### Given problem
Locate every line in the records below that contains the word "diff", and copy each one.

Items listed in a dataset:

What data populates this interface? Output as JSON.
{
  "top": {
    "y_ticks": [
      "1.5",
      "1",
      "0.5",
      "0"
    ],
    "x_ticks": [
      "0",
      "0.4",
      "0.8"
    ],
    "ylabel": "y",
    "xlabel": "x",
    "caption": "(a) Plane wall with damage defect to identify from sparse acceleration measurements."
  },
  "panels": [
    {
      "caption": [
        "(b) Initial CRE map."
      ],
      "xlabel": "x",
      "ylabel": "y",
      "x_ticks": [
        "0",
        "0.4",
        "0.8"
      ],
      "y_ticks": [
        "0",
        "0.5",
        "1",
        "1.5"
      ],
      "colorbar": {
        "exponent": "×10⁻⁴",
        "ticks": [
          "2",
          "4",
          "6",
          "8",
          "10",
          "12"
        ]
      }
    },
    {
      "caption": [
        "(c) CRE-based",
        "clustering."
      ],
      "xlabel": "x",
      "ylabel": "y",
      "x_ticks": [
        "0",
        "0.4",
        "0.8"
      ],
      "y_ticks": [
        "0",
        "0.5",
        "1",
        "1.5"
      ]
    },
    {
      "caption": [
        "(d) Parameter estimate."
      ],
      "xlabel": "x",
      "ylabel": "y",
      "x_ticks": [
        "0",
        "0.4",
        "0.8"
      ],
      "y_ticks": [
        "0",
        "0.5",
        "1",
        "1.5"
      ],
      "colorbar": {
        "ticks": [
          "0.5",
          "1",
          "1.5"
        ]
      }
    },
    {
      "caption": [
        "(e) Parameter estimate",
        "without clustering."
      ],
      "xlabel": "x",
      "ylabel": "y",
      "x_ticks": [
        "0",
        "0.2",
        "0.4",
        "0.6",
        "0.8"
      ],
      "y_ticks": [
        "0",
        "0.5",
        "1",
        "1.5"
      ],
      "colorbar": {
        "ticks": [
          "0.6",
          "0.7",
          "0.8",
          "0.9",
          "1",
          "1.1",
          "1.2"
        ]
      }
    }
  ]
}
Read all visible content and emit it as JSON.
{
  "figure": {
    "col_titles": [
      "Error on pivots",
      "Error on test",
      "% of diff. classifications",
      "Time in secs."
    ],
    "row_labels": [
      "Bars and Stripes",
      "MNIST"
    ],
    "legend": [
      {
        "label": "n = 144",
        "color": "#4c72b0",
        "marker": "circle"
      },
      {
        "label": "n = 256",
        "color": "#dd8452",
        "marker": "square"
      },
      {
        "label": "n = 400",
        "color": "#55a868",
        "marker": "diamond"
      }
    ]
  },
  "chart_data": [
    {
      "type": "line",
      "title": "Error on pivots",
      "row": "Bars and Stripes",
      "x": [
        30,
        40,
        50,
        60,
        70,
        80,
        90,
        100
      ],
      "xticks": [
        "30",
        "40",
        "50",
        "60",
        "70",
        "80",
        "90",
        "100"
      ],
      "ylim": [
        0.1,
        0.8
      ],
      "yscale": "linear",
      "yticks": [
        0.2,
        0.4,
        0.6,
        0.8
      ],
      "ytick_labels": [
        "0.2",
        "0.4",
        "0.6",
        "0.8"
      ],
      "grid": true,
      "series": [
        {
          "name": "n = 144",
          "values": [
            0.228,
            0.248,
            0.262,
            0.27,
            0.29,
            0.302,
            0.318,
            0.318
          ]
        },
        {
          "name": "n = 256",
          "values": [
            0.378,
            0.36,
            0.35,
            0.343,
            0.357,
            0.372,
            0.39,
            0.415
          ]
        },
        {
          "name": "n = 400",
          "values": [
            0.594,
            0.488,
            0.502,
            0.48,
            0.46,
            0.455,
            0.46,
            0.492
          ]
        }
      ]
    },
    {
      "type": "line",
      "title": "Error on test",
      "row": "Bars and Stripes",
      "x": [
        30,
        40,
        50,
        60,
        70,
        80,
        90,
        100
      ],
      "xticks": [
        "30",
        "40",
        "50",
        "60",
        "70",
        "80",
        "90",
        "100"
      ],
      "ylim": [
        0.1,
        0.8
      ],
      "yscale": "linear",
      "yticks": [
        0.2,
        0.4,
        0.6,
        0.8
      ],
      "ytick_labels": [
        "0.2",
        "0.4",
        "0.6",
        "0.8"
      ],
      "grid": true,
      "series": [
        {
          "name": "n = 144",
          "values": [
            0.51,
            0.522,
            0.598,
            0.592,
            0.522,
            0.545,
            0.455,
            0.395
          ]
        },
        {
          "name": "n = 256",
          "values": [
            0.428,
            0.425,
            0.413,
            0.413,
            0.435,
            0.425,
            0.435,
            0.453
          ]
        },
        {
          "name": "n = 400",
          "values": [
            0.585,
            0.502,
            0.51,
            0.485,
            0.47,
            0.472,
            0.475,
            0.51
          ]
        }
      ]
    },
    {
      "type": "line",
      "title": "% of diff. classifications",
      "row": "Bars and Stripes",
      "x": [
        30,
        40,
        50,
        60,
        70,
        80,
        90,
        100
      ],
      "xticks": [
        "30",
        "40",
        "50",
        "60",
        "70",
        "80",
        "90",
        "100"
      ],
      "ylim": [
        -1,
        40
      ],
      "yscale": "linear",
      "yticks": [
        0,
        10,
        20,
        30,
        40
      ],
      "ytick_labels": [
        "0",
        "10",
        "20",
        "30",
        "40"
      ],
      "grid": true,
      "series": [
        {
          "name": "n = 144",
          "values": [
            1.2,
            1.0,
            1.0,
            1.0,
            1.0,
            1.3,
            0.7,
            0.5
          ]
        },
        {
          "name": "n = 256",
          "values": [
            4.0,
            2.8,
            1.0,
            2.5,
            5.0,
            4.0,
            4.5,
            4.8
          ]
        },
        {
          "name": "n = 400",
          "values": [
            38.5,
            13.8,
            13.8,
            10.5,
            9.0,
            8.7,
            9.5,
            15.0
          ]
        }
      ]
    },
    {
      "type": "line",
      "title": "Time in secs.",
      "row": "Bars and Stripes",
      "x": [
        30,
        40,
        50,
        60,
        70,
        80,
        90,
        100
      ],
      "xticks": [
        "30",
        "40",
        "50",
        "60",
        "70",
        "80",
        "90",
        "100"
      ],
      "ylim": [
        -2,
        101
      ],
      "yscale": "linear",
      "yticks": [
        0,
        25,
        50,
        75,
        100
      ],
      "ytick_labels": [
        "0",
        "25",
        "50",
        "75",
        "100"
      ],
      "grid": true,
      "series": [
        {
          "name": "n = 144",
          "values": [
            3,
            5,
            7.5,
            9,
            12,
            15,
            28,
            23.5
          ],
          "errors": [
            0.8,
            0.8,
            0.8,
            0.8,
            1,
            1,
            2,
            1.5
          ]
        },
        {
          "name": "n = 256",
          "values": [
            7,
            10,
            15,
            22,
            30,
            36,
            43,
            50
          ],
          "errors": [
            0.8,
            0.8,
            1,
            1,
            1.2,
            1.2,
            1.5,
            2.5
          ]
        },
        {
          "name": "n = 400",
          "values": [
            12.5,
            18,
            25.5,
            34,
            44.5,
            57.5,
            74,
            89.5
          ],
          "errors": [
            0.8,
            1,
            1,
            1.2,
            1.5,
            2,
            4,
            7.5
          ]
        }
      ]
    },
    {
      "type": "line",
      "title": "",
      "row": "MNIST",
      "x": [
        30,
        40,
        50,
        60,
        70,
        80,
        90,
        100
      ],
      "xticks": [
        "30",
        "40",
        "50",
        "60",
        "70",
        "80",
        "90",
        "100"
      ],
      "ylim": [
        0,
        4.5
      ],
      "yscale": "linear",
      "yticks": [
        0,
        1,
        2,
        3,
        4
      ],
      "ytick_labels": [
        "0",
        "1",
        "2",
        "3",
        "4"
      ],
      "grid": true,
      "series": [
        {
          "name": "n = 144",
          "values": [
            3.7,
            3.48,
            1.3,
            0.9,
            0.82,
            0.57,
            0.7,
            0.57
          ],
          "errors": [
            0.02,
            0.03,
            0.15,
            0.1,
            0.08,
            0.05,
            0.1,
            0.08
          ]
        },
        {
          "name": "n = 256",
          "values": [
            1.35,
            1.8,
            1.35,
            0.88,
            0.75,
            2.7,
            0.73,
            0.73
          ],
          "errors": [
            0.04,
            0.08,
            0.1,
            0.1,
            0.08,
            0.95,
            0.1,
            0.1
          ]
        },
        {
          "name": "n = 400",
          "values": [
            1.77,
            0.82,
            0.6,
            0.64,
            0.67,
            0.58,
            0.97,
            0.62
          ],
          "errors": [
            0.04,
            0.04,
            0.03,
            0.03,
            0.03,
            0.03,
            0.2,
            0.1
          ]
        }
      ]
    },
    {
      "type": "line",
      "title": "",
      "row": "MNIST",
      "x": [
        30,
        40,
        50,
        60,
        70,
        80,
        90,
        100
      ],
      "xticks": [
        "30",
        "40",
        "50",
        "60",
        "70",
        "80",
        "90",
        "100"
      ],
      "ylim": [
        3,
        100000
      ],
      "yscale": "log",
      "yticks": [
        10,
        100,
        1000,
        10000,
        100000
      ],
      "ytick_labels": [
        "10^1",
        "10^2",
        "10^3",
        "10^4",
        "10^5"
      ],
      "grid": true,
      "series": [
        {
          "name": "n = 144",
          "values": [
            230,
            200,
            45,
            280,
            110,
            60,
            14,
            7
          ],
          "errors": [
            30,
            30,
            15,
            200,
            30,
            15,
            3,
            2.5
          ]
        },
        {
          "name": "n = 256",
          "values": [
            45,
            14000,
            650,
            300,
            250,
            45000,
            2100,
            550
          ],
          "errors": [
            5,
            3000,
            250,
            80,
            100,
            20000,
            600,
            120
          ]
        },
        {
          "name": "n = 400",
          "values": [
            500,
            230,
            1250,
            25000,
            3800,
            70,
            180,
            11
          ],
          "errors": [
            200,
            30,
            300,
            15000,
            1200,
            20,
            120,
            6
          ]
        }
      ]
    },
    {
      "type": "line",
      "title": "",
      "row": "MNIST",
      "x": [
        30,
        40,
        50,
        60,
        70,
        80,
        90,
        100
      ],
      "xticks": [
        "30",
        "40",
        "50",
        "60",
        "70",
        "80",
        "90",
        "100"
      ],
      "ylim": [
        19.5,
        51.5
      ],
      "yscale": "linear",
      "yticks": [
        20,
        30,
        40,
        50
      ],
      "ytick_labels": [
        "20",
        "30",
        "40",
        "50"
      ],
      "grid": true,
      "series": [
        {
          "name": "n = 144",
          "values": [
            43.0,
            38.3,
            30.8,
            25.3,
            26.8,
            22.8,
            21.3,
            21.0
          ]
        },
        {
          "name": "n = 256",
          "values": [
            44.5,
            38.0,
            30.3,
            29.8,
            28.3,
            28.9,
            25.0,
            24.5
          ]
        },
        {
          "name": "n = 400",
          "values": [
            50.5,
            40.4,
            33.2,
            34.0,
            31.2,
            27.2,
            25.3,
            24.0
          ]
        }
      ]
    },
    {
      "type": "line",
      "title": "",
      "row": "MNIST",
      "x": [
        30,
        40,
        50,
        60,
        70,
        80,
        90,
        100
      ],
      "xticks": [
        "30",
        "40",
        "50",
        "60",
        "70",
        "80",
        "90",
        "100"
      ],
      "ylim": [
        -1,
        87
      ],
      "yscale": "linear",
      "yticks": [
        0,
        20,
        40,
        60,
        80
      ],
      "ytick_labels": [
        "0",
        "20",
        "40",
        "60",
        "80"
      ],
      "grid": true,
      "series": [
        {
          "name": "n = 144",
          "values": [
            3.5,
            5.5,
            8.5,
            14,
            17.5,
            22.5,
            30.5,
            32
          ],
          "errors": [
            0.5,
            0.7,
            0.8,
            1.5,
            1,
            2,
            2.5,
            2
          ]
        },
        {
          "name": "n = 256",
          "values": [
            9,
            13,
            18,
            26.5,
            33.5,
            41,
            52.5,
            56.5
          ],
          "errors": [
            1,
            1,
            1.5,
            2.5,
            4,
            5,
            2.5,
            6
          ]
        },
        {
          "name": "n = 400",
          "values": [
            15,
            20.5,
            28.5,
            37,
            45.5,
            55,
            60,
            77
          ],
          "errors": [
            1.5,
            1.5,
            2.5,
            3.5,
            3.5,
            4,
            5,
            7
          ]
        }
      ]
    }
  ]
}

### Response below
      "% of diff. classifications",
      "title": "% of diff. classifications",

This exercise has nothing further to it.